### WHAT YOU ARE ASKED TO DO
The answer should be a single number: how many lines of the entries below hold the word "생각밖에".

******

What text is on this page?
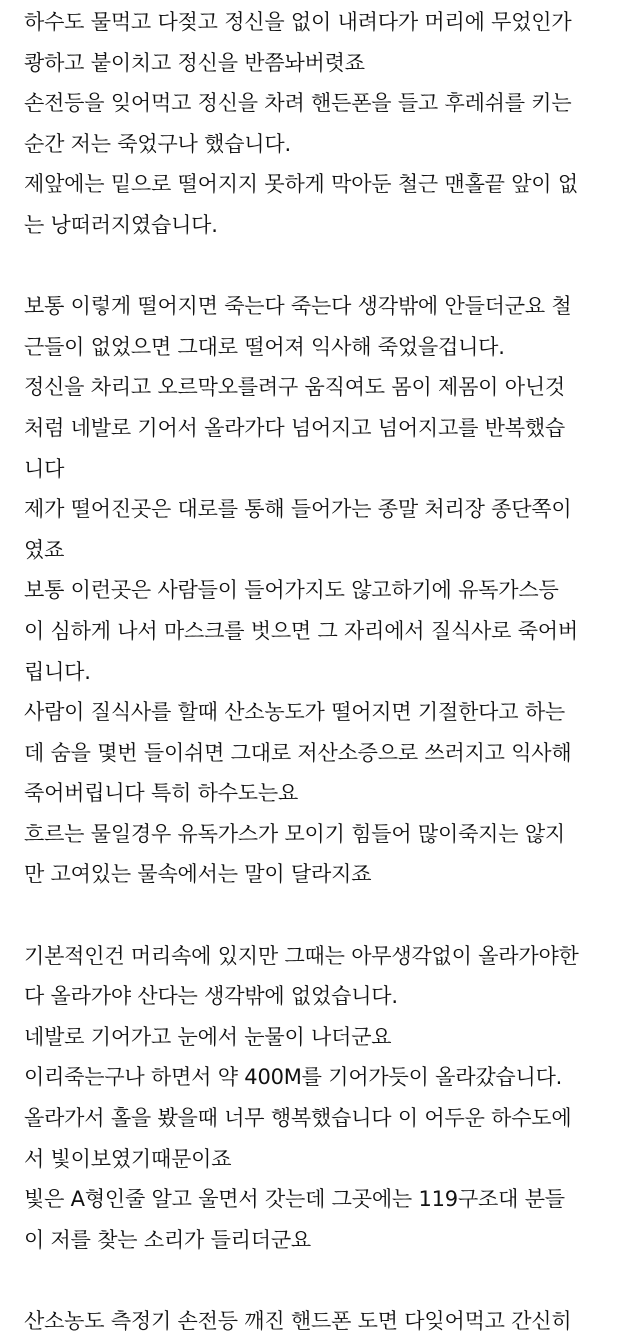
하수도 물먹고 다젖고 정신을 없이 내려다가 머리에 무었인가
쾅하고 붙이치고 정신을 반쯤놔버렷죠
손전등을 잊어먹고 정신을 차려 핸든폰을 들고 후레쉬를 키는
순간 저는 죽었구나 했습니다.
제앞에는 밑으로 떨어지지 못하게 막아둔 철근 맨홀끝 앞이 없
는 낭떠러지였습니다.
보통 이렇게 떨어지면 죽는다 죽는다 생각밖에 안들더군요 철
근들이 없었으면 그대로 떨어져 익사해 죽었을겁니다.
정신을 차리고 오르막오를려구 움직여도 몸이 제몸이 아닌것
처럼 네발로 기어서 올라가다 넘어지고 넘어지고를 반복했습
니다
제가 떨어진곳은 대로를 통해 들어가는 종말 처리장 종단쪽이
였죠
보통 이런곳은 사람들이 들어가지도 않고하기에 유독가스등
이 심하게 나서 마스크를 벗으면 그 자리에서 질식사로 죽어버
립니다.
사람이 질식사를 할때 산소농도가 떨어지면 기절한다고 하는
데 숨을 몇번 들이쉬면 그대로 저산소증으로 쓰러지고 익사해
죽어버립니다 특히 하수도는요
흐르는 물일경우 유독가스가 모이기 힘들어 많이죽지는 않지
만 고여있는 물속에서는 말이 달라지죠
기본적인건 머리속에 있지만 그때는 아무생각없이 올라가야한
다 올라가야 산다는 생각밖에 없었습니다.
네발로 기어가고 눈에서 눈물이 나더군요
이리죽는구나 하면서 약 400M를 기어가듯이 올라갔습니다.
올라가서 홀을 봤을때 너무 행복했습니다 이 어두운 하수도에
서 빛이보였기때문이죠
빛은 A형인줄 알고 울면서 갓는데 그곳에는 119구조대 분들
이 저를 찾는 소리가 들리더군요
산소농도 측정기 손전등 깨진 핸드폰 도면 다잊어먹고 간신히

******

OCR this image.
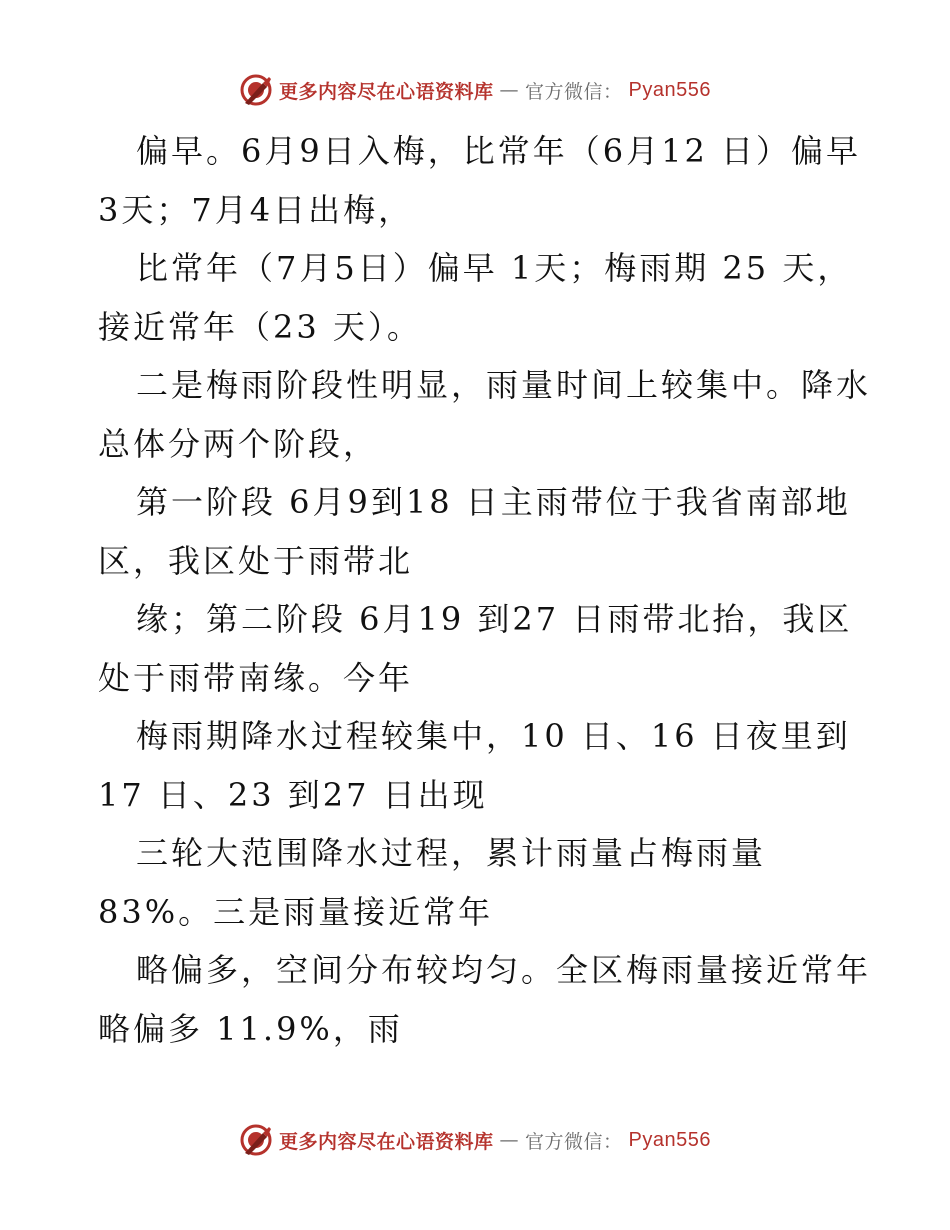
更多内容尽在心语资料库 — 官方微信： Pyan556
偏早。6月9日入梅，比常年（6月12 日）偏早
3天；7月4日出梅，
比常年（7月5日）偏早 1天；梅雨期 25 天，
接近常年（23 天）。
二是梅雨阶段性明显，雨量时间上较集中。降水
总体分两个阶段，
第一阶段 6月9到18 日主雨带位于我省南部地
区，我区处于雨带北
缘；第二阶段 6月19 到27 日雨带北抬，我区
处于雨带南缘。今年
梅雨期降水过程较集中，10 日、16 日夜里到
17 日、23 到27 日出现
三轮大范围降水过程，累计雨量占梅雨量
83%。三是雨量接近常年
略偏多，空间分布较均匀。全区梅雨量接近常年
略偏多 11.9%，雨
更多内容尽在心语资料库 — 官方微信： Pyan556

******

### ANSWER FOR THE TASK
2